SET TASK ▸ Will you write out the data exactly, excluding every picture?

PROVIDED INFORMATION ▸
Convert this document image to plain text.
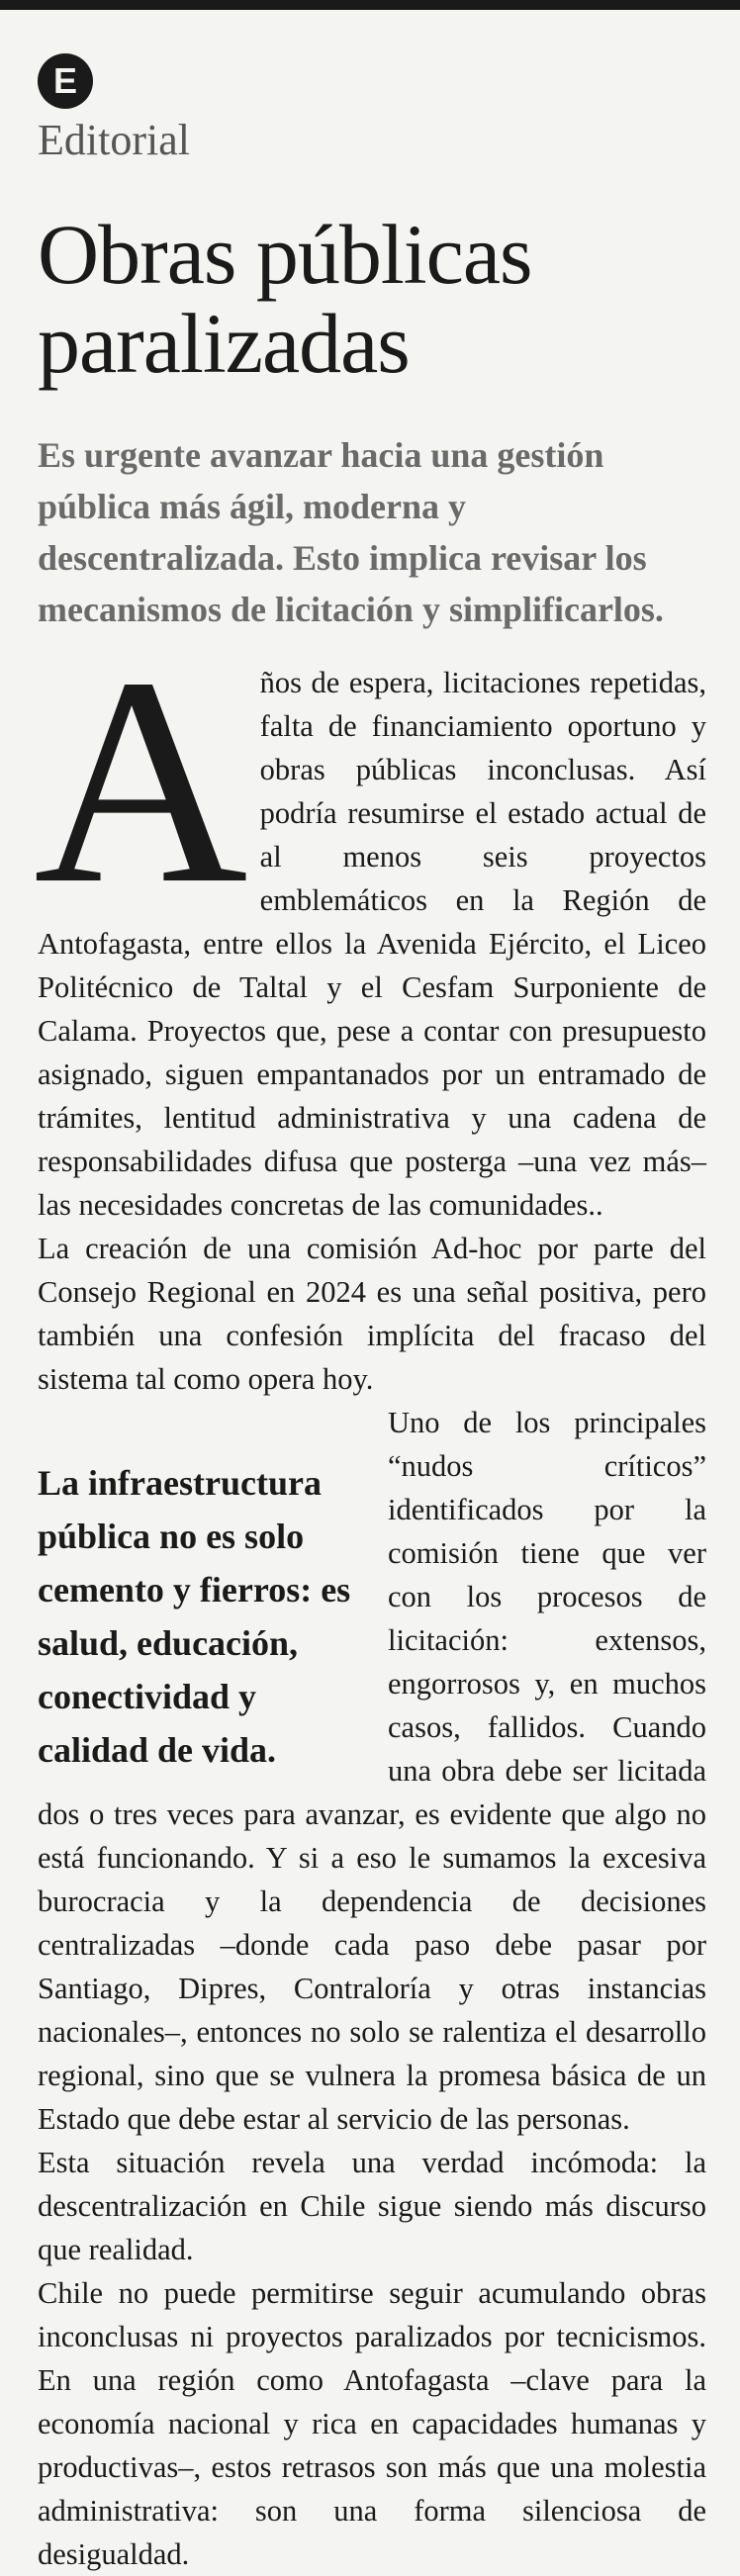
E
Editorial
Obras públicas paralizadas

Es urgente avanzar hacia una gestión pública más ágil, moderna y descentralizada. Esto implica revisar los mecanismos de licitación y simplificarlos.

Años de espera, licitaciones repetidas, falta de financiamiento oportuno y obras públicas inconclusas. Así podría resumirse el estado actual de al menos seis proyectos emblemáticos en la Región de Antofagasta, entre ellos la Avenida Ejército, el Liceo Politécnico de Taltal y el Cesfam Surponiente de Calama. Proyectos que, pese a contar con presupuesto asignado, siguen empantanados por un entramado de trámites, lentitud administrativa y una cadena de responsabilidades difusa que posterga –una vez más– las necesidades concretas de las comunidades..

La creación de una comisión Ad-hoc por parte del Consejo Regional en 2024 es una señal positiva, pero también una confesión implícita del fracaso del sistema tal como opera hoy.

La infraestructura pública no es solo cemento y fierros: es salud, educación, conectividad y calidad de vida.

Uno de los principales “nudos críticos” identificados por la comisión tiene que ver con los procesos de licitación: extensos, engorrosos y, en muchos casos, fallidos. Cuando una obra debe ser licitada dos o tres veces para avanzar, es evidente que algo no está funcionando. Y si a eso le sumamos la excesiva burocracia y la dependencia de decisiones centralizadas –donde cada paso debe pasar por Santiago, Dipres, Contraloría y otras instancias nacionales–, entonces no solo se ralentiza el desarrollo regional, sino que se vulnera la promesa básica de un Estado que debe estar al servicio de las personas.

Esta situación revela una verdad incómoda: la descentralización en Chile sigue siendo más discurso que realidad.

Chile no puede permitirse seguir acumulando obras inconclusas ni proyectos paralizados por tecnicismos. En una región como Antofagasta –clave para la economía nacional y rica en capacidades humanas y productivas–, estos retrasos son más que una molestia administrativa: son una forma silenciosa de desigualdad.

OUTPUT OF THE TASK ▸
Convert this document image to plain text.
E
Editorial
Obras públicas paralizadas

Es urgente avanzar hacia una gestión pública más ágil, moderna y descentralizada. Esto implica revisar los mecanismos de licitación y simplificarlos.

Años de espera, licitaciones repetidas, falta de financiamiento oportuno y obras públicas inconclusas. Así podría resumirse el estado actual de al menos seis proyectos emblemáticos en la Región de Antofagasta, entre ellos la Avenida Ejército, el Liceo Politécnico de Taltal y el Cesfam Surponiente de Calama. Proyectos que, pese a contar con presupuesto asignado, siguen empantanados por un entramado de trámites, lentitud administrativa y una cadena de responsabilidades difusa que posterga –una vez más– las necesidades concretas de las comunidades..

La creación de una comisión Ad-hoc por parte del Consejo Regional en 2024 es una señal positiva, pero también una confesión implícita del fracaso del sistema tal como opera hoy.

La infraestructura pública no es solo cemento y fierros: es salud, educación, conectividad y calidad de vida.

Uno de los principales “nudos críticos” identificados por la comisión tiene que ver con los procesos de licitación: extensos, engorrosos y, en muchos casos, fallidos. Cuando una obra debe ser licitada dos o tres veces para avanzar, es evidente que algo no está funcionando. Y si a eso le sumamos la excesiva burocracia y la dependencia de decisiones centralizadas –donde cada paso debe pasar por Santiago, Dipres, Contraloría y otras instancias nacionales–, entonces no solo se ralentiza el desarrollo regional, sino que se vulnera la promesa básica de un Estado que debe estar al servicio de las personas.

Esta situación revela una verdad incómoda: la descentralización en Chile sigue siendo más discurso que realidad.

Chile no puede permitirse seguir acumulando obras inconclusas ni proyectos paralizados por tecnicismos. En una región como Antofagasta –clave para la economía nacional y rica en capacidades humanas y productivas–, estos retrasos son más que una molestia administrativa: son una forma silenciosa de desigualdad.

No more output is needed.